*STORED ROWS*

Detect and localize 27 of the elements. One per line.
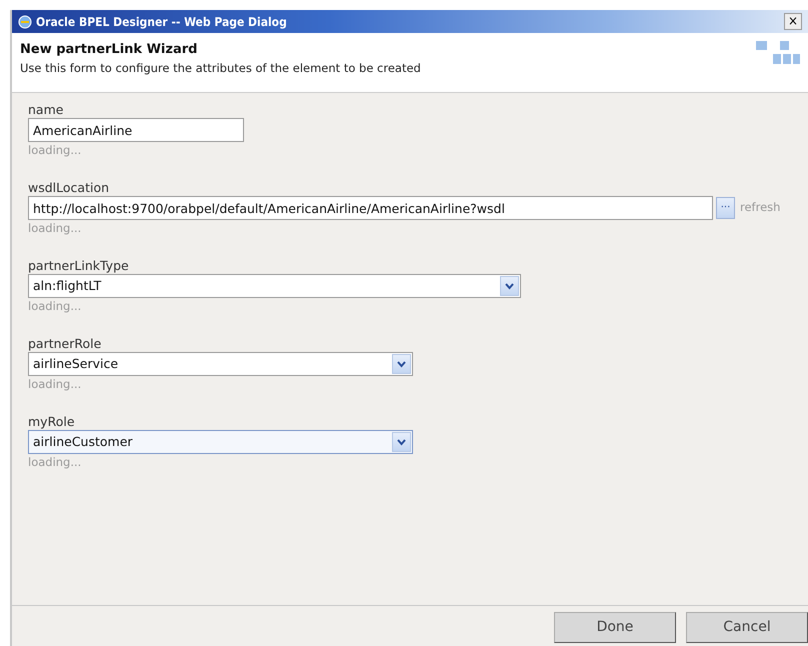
field-label: wsdlLocation [28, 179, 110, 196]
field-label: name [28, 101, 64, 118]
status-text: loading... [28, 376, 82, 393]
browse-button[interactable]: ··· [716, 197, 735, 219]
browser-icon [18, 14, 32, 28]
status-text: loading... [28, 142, 82, 159]
chevron-down-icon [397, 360, 406, 368]
wizard-description: Use this form to configure the attributes of the element to be created [20, 60, 421, 76]
close-button[interactable]: × [784, 13, 802, 30]
status-text: loading... [28, 454, 82, 471]
wizard-logo-icon [756, 40, 800, 66]
input-field[interactable]: AmericanAirline [28, 118, 244, 142]
field-label: partnerRole [28, 335, 102, 352]
dropdown[interactable]: airlineService [28, 352, 413, 376]
status-text: loading... [28, 298, 82, 315]
dropdown[interactable]: aln:flightLT [28, 274, 521, 298]
status-text: loading... [28, 220, 82, 237]
wizard-title: New partnerLink Wizard [20, 41, 198, 59]
chevron-down-icon [505, 282, 514, 290]
dropdown[interactable]: airlineCustomer [28, 430, 413, 454]
window-title: Oracle BPEL Designer -- Web Page Dialog [36, 14, 287, 30]
input-field[interactable]: http://localhost:9700/orabpel/default/AmericanAirline/AmericanAirline?wsdl [28, 196, 713, 220]
chevron-down-icon [397, 438, 406, 446]
field-label: partnerLinkType [28, 257, 130, 274]
dialog-button[interactable]: Done [554, 612, 676, 643]
dialog-button[interactable]: Cancel [686, 612, 808, 643]
field-label: myRole [28, 413, 76, 430]
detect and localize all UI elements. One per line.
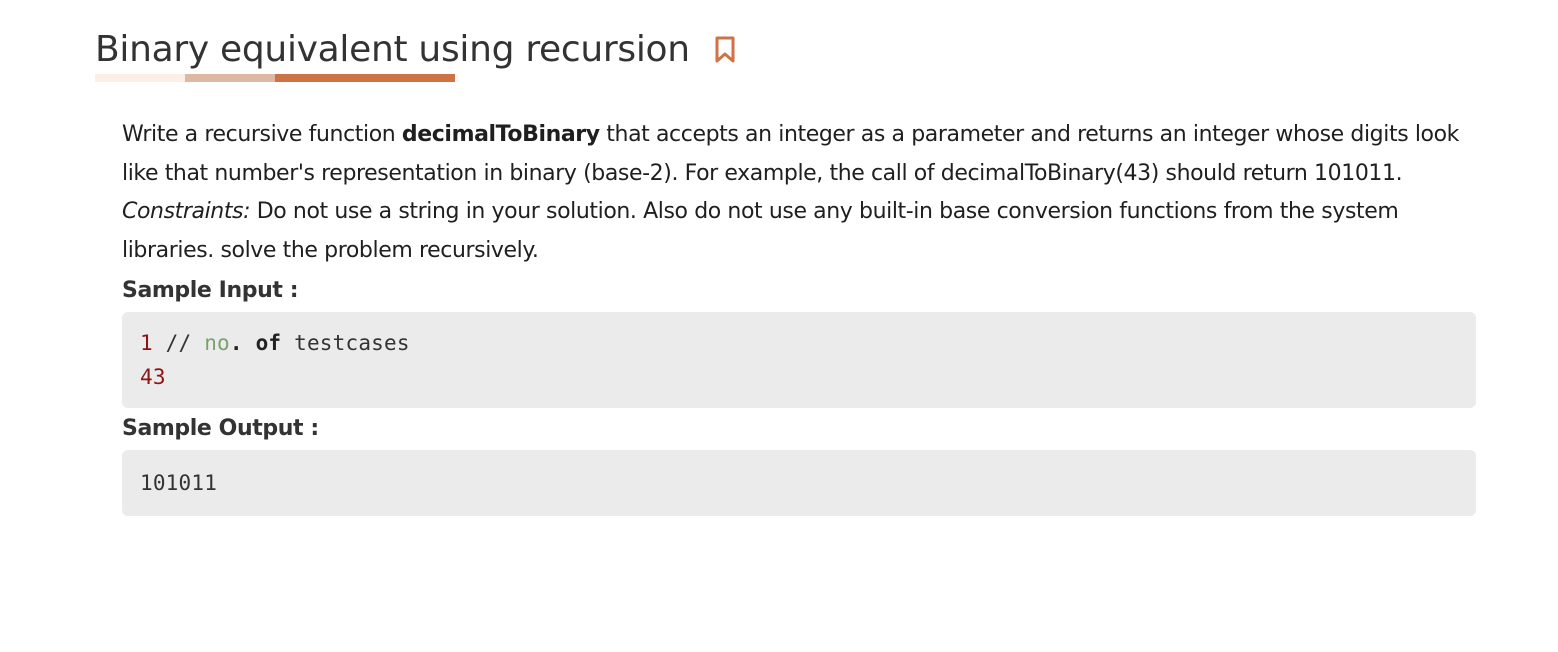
problem-content: Write a recursive function decimalToBina… — [122, 116, 1476, 516]
testcase-count: 1 — [140, 331, 153, 355]
underline-segment-light — [95, 74, 185, 82]
constraints-label: Constraints: — [122, 199, 251, 224]
comment-dot: . — [229, 331, 243, 355]
comment-slashes: // — [152, 331, 205, 355]
bookmark-icon[interactable] — [712, 35, 738, 65]
output-value: 101011 — [140, 471, 218, 495]
problem-constraints: Constraints: Do not use a string in your… — [122, 193, 1476, 270]
sample-output-label: Sample Output : — [122, 416, 319, 441]
comment-no: no — [204, 331, 230, 355]
comment-rest: testcases — [281, 331, 410, 355]
title-underline — [95, 74, 455, 82]
underline-segment-mid — [185, 74, 275, 82]
input-value: 43 — [140, 365, 166, 389]
sample-output-box: 101011 — [122, 450, 1476, 516]
page-title: Binary equivalent using recursion — [95, 29, 690, 70]
title-row: Binary equivalent using recursion — [95, 26, 738, 74]
sample-input-label: Sample Input : — [122, 278, 299, 303]
comment-of: of — [242, 331, 282, 355]
constraints-text: Do not use a string in your solution. Al… — [122, 199, 1399, 263]
intro-text: Write a recursive function — [122, 122, 402, 147]
bookmark-icon-svg — [715, 36, 735, 63]
problem-description: Write a recursive function decimalToBina… — [122, 116, 1476, 193]
underline-segment-accent — [275, 74, 455, 82]
sample-input-box: 1 // no. of testcases 43 — [122, 312, 1476, 408]
function-name: decimalToBinary — [401, 122, 600, 147]
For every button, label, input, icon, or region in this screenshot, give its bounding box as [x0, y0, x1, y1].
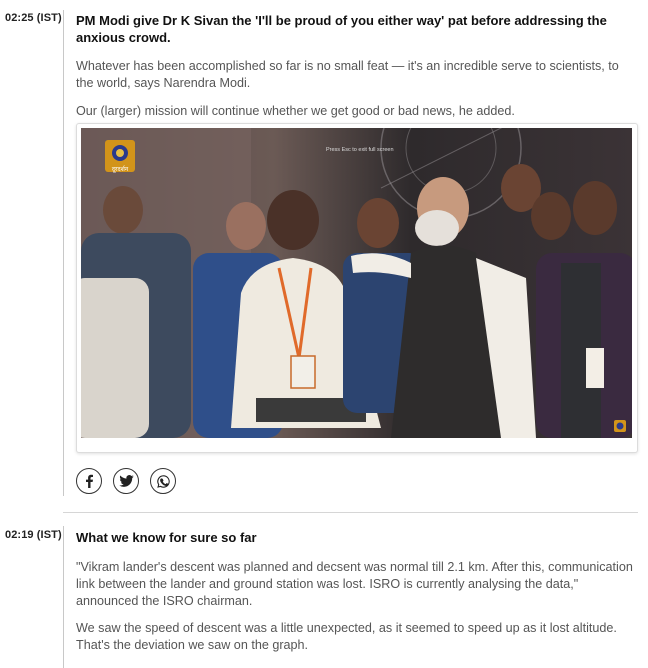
- facebook-share-button[interactable]: [76, 468, 102, 494]
- entry-headline: What we know for sure so far: [76, 530, 257, 545]
- photo-card: दूरदर्शन Press Esc to exit full screen: [76, 123, 638, 453]
- news-photo[interactable]: दूरदर्शन Press Esc to exit full screen: [81, 128, 632, 438]
- entry-divider: [63, 512, 638, 513]
- whatsapp-icon: [156, 474, 170, 488]
- photo-scene: दूरदर्शन Press Esc to exit full screen: [81, 128, 632, 438]
- channel-logo-text: दूरदर्शन: [112, 165, 129, 173]
- entry-content: PM Modi give Dr K Sivan the 'I'll be pro…: [76, 12, 638, 494]
- entry-paragraph: We saw the speed of descent was a little…: [76, 621, 617, 652]
- timeline-line: [63, 10, 64, 496]
- twitter-share-button[interactable]: [113, 468, 139, 494]
- fullscreen-hint: Press Esc to exit full screen: [326, 147, 394, 153]
- twitter-icon: [118, 475, 134, 487]
- facebook-icon: [86, 474, 93, 488]
- entry-paragraph: Our (larger) mission will continue wheth…: [76, 104, 515, 118]
- timeline-line: [63, 526, 64, 668]
- entry-time: 02:25 (IST): [5, 12, 62, 24]
- share-buttons: [76, 468, 176, 494]
- whatsapp-share-button[interactable]: [150, 468, 176, 494]
- entry-time: 02:19 (IST): [5, 529, 62, 541]
- entry-paragraph: Whatever has been accomplished so far is…: [76, 59, 619, 90]
- entry-paragraph: "Vikram lander's descent was planned and…: [76, 560, 633, 608]
- entry-content: What we know for sure so far "Vikram lan…: [76, 529, 636, 654]
- entry-headline: PM Modi give Dr K Sivan the 'I'll be pro…: [76, 13, 607, 45]
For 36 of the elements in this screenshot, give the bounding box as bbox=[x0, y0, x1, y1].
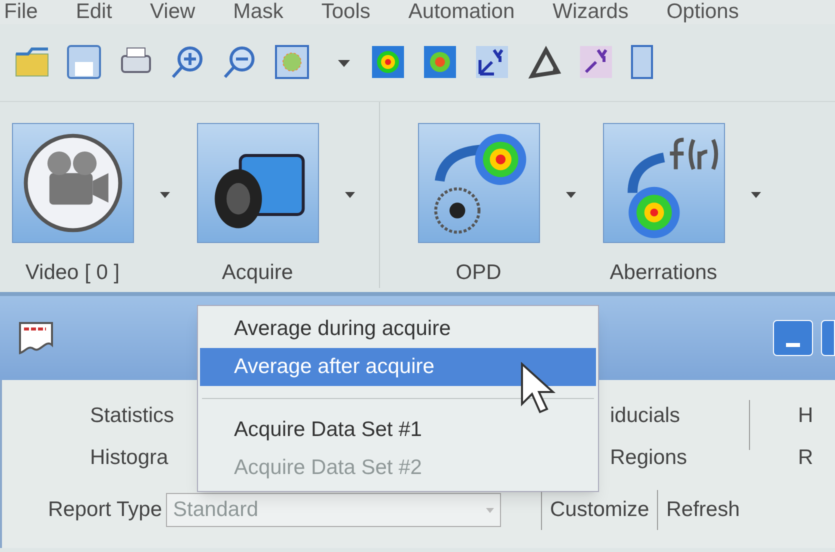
pattern-icon[interactable] bbox=[274, 44, 312, 82]
menu-item[interactable]: Options bbox=[666, 0, 739, 28]
ribbon-label: Video [ 0 ] bbox=[25, 260, 120, 286]
tab[interactable]: iducials bbox=[610, 400, 680, 432]
caret-icon[interactable] bbox=[344, 192, 354, 198]
ribbon-button[interactable] bbox=[196, 122, 318, 242]
caret-icon[interactable] bbox=[566, 192, 576, 198]
ribbon-label: Aberrations bbox=[610, 260, 718, 286]
menu-item[interactable]: File bbox=[4, 0, 38, 28]
caret-icon[interactable] bbox=[751, 192, 761, 198]
ribbon-label: Acquire bbox=[222, 260, 294, 286]
tab[interactable]: Regions bbox=[610, 442, 688, 473]
menu-item[interactable]: Acquire Data Set #1 bbox=[200, 411, 596, 449]
tab[interactable]: H bbox=[798, 400, 814, 432]
menu-item[interactable]: View bbox=[150, 0, 196, 28]
menu-item[interactable]: Mask bbox=[233, 0, 284, 28]
menu-item[interactable]: Wizards bbox=[552, 0, 628, 28]
menu-item[interactable]: Average after acquire bbox=[200, 348, 596, 386]
document-icon bbox=[18, 321, 54, 355]
mouse-cursor-icon bbox=[520, 362, 558, 414]
caret-icon[interactable] bbox=[160, 192, 170, 198]
tab[interactable]: R bbox=[798, 442, 814, 473]
ribbon-button[interactable] bbox=[12, 122, 134, 242]
report-type-label: Report Type bbox=[48, 497, 162, 524]
tab[interactable]: Statistics bbox=[90, 400, 174, 432]
tab[interactable]: Histogra bbox=[90, 442, 168, 473]
maximize-button[interactable] bbox=[821, 320, 835, 356]
ribbon-label: OPD bbox=[456, 260, 502, 286]
ribbon-button[interactable] bbox=[418, 122, 540, 242]
menu-item[interactable]: Edit bbox=[76, 0, 112, 28]
menu-item[interactable]: Average during acquire bbox=[200, 310, 596, 348]
toolbar-button[interactable]: Refresh bbox=[657, 490, 748, 530]
minimize-button[interactable] bbox=[773, 320, 813, 356]
ribbon-button[interactable] bbox=[602, 122, 724, 242]
menu-item[interactable]: Automation bbox=[408, 0, 515, 28]
menu-item[interactable]: Tools bbox=[321, 0, 370, 28]
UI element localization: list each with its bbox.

*YOUR TASK*
Return all of the lines above word for word, leaving out the pictures.

*TASK RESPONSE*
Detect and localize 27 of the elements. One per line.
field-label: wsdlLocation [28, 179, 110, 196]
field-label: name [28, 101, 64, 118]
status-text: loading... [28, 376, 82, 393]
browse-button[interactable]: ··· [716, 197, 735, 219]
browser-icon [18, 14, 32, 28]
status-text: loading... [28, 142, 82, 159]
chevron-down-icon [397, 360, 406, 368]
wizard-description: Use this form to configure the attributes of the element to be created [20, 60, 421, 76]
close-button[interactable]: × [784, 13, 802, 30]
status-text: loading... [28, 454, 82, 471]
wizard-logo-icon [756, 40, 800, 66]
input-field[interactable]: AmericanAirline [28, 118, 244, 142]
field-label: partnerRole [28, 335, 102, 352]
dropdown[interactable]: airlineService [28, 352, 413, 376]
status-text: loading... [28, 298, 82, 315]
dropdown[interactable]: aln:flightLT [28, 274, 521, 298]
status-text: loading... [28, 220, 82, 237]
wizard-title: New partnerLink Wizard [20, 41, 198, 59]
chevron-down-icon [505, 282, 514, 290]
dropdown[interactable]: airlineCustomer [28, 430, 413, 454]
window-title: Oracle BPEL Designer -- Web Page Dialog [36, 14, 287, 30]
input-field[interactable]: http://localhost:9700/orabpel/default/AmericanAirline/AmericanAirline?wsdl [28, 196, 713, 220]
chevron-down-icon [397, 438, 406, 446]
field-label: partnerLinkType [28, 257, 130, 274]
dialog-button[interactable]: Done [554, 612, 676, 643]
dialog-button[interactable]: Cancel [686, 612, 808, 643]
field-label: myRole [28, 413, 76, 430]
detect and localize all UI elements. One per line.
problem-content: Write a recursive function decimalToBina… — [122, 116, 1476, 516]
testcase-count: 1 — [140, 331, 153, 355]
underline-segment-light — [95, 74, 185, 82]
constraints-label: Constraints: — [122, 199, 251, 224]
comment-dot: . — [229, 331, 243, 355]
comment-slashes: // — [152, 331, 205, 355]
bookmark-icon[interactable] — [712, 35, 738, 65]
output-value: 101011 — [140, 471, 218, 495]
problem-constraints: Constraints: Do not use a string in your… — [122, 193, 1476, 270]
sample-output-label: Sample Output : — [122, 416, 319, 441]
comment-no: no — [204, 331, 230, 355]
comment-rest: testcases — [281, 331, 410, 355]
title-underline — [95, 74, 455, 82]
underline-segment-mid — [185, 74, 275, 82]
input-value: 43 — [140, 365, 166, 389]
sample-output-box: 101011 — [122, 450, 1476, 516]
page-title: Binary equivalent using recursion — [95, 29, 690, 70]
title-row: Binary equivalent using recursion — [95, 26, 738, 74]
sample-input-label: Sample Input : — [122, 278, 299, 303]
comment-of: of — [242, 331, 282, 355]
constraints-text: Do not use a string in your solution. Al… — [122, 199, 1399, 263]
intro-text: Write a recursive function — [122, 122, 402, 147]
bookmark-icon-svg — [715, 36, 735, 63]
problem-description: Write a recursive function decimalToBina… — [122, 116, 1476, 193]
underline-segment-accent — [275, 74, 455, 82]
sample-input-box: 1 // no. of testcases 43 — [122, 312, 1476, 408]
function-name: decimalToBinary — [401, 122, 600, 147]
For every button, label, input, icon, or region in this screenshot, give its bounding box as [x0, y0, x1, y1].
- facebook-share-button[interactable]: [76, 468, 102, 494]
- entry-headline: What we know for sure so far: [76, 530, 257, 545]
- photo-card: दूरदर्शन Press Esc to exit full screen: [76, 123, 638, 453]
- news-photo[interactable]: दूरदर्शन Press Esc to exit full screen: [81, 128, 632, 438]
- entry-divider: [63, 512, 638, 513]
- whatsapp-icon: [156, 474, 170, 488]
- photo-scene: दूरदर्शन Press Esc to exit full screen: [81, 128, 632, 438]
- channel-logo-text: दूरदर्शन: [112, 165, 129, 173]
- entry-content: PM Modi give Dr K Sivan the 'I'll be pro…: [76, 12, 638, 494]
- entry-paragraph: We saw the speed of descent was a little…: [76, 621, 617, 652]
- timeline-line: [63, 10, 64, 496]
- twitter-share-button[interactable]: [113, 468, 139, 494]
- fullscreen-hint: Press Esc to exit full screen: [326, 147, 394, 153]
- twitter-icon: [118, 475, 134, 487]
- facebook-icon: [86, 474, 93, 488]
- entry-paragraph: Our (larger) mission will continue wheth…: [76, 104, 515, 118]
- timeline-line: [63, 526, 64, 668]
- entry-time: 02:25 (IST): [5, 12, 62, 24]
- share-buttons: [76, 468, 176, 494]
- whatsapp-share-button[interactable]: [150, 468, 176, 494]
- entry-time: 02:19 (IST): [5, 529, 62, 541]
- entry-paragraph: Whatever has been accomplished so far is…: [76, 59, 619, 90]
- entry-paragraph: "Vikram lander's descent was planned and…: [76, 560, 633, 608]
- entry-content: What we know for sure so far "Vikram lan…: [76, 529, 636, 654]
- entry-headline: PM Modi give Dr K Sivan the 'I'll be pro…: [76, 13, 607, 45]
For 36 of the elements in this screenshot, give the bounding box as bbox=[x0, y0, x1, y1].
pattern-icon[interactable] bbox=[274, 44, 312, 82]
menu-item[interactable]: Options bbox=[666, 0, 739, 28]
ribbon-label: Video [ 0 ] bbox=[25, 260, 120, 286]
tab[interactable]: iducials bbox=[610, 400, 680, 432]
caret-icon[interactable] bbox=[344, 192, 354, 198]
ribbon-button[interactable] bbox=[196, 122, 318, 242]
caret-icon[interactable] bbox=[566, 192, 576, 198]
ribbon-label: Aberrations bbox=[610, 260, 718, 286]
menu-item[interactable]: File bbox=[4, 0, 38, 28]
caret-icon[interactable] bbox=[751, 192, 761, 198]
ribbon-label: Acquire bbox=[222, 260, 294, 286]
tab[interactable]: Regions bbox=[610, 442, 688, 473]
menu-item[interactable]: Acquire Data Set #1 bbox=[200, 411, 596, 449]
tab[interactable]: H bbox=[798, 400, 814, 432]
menu-item[interactable]: View bbox=[150, 0, 196, 28]
menu-item[interactable]: Mask bbox=[233, 0, 284, 28]
menu-item[interactable]: Wizards bbox=[552, 0, 628, 28]
menu-item[interactable]: Average after acquire bbox=[200, 348, 596, 386]
document-icon bbox=[18, 321, 54, 355]
mouse-cursor-icon bbox=[520, 362, 558, 414]
caret-icon[interactable] bbox=[160, 192, 170, 198]
tab[interactable]: R bbox=[798, 442, 814, 473]
ribbon-button[interactable] bbox=[12, 122, 134, 242]
report-type-label: Report Type bbox=[48, 497, 162, 524]
tab[interactable]: Statistics bbox=[90, 400, 174, 432]
tab[interactable]: Histogra bbox=[90, 442, 168, 473]
maximize-button[interactable] bbox=[821, 320, 835, 356]
ribbon-label: OPD bbox=[456, 260, 502, 286]
ribbon-button[interactable] bbox=[418, 122, 540, 242]
menu-item[interactable]: Edit bbox=[76, 0, 112, 28]
menu-item[interactable]: Average during acquire bbox=[200, 310, 596, 348]
toolbar-button[interactable]: Refresh bbox=[657, 490, 748, 530]
minimize-button[interactable] bbox=[773, 320, 813, 356]
ribbon-button[interactable] bbox=[602, 122, 724, 242]
menu-item[interactable]: Automation bbox=[408, 0, 515, 28]
menu-item[interactable]: Tools bbox=[321, 0, 370, 28]
UI element localization: list each with its bbox.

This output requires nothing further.